Aim of the exercise -
Read the lines below and count those that have the word "title". Respond with the number only.

═══ Raw data ═══

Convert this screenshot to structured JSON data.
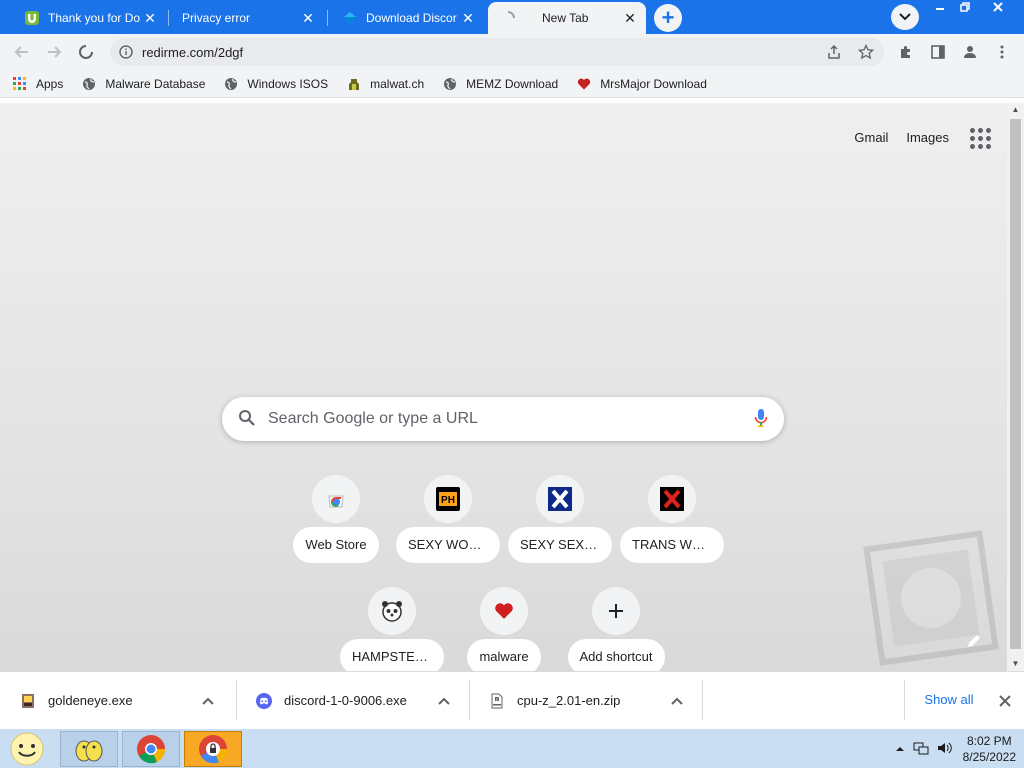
{
  "tabs": [
    {
      "title": "Thank you for Do",
      "favicon": "utorrent-icon"
    },
    {
      "title": "Privacy error",
      "favicon": "none"
    },
    {
      "title": "Download Discor",
      "favicon": "vlc-diamond-icon"
    },
    {
      "title": "New Tab",
      "favicon": "loading-spinner-icon",
      "active": true
    }
  ],
  "window_controls": [
    "minimize",
    "restore",
    "close"
  ],
  "toolbar": {
    "url": "redirme.com/2dgf"
  },
  "bookmarks": [
    {
      "label": "Apps",
      "icon": "apps-grid-icon"
    },
    {
      "label": "Malware Database",
      "icon": "globe-icon"
    },
    {
      "label": "Windows ISOS",
      "icon": "globe-icon"
    },
    {
      "label": "malwat.ch",
      "icon": "malwatch-icon"
    },
    {
      "label": "MEMZ Download",
      "icon": "globe-icon"
    },
    {
      "label": "MrsMajor Download",
      "icon": "heart-icon"
    }
  ],
  "ntp": {
    "gmail": "Gmail",
    "images": "Images",
    "search_placeholder": "Search Google or type a URL",
    "shortcuts": [
      {
        "label": "Web Store",
        "icon": "chrome-webstore-icon"
      },
      {
        "label": "SEXY WOMEN",
        "icon": "ph-logo-icon"
      },
      {
        "label": "SEXY SEX PO...",
        "icon": "x-blue-icon"
      },
      {
        "label": "TRANS WOM...",
        "icon": "x-red-icon"
      },
      {
        "label": "HAMPSTERS",
        "icon": "hamster-icon"
      },
      {
        "label": "malware",
        "icon": "heart-icon"
      },
      {
        "label": "Add shortcut",
        "icon": "plus-icon"
      }
    ]
  },
  "downloads": [
    {
      "name": "goldeneye.exe",
      "icon": "goldeneye-icon"
    },
    {
      "name": "discord-1-0-9006.exe",
      "icon": "discord-icon"
    },
    {
      "name": "cpu-z_2.01-en.zip",
      "icon": "zip-icon"
    }
  ],
  "downloads_show_all": "Show all",
  "taskbar": {
    "time": "8:02 PM",
    "date": "8/25/2022"
  },
  "colors": {
    "tabstrip": "#1a73e8",
    "toolbar": "#f1f3f4",
    "accent": "#1a73e8"
  }
}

═══

Final result -
4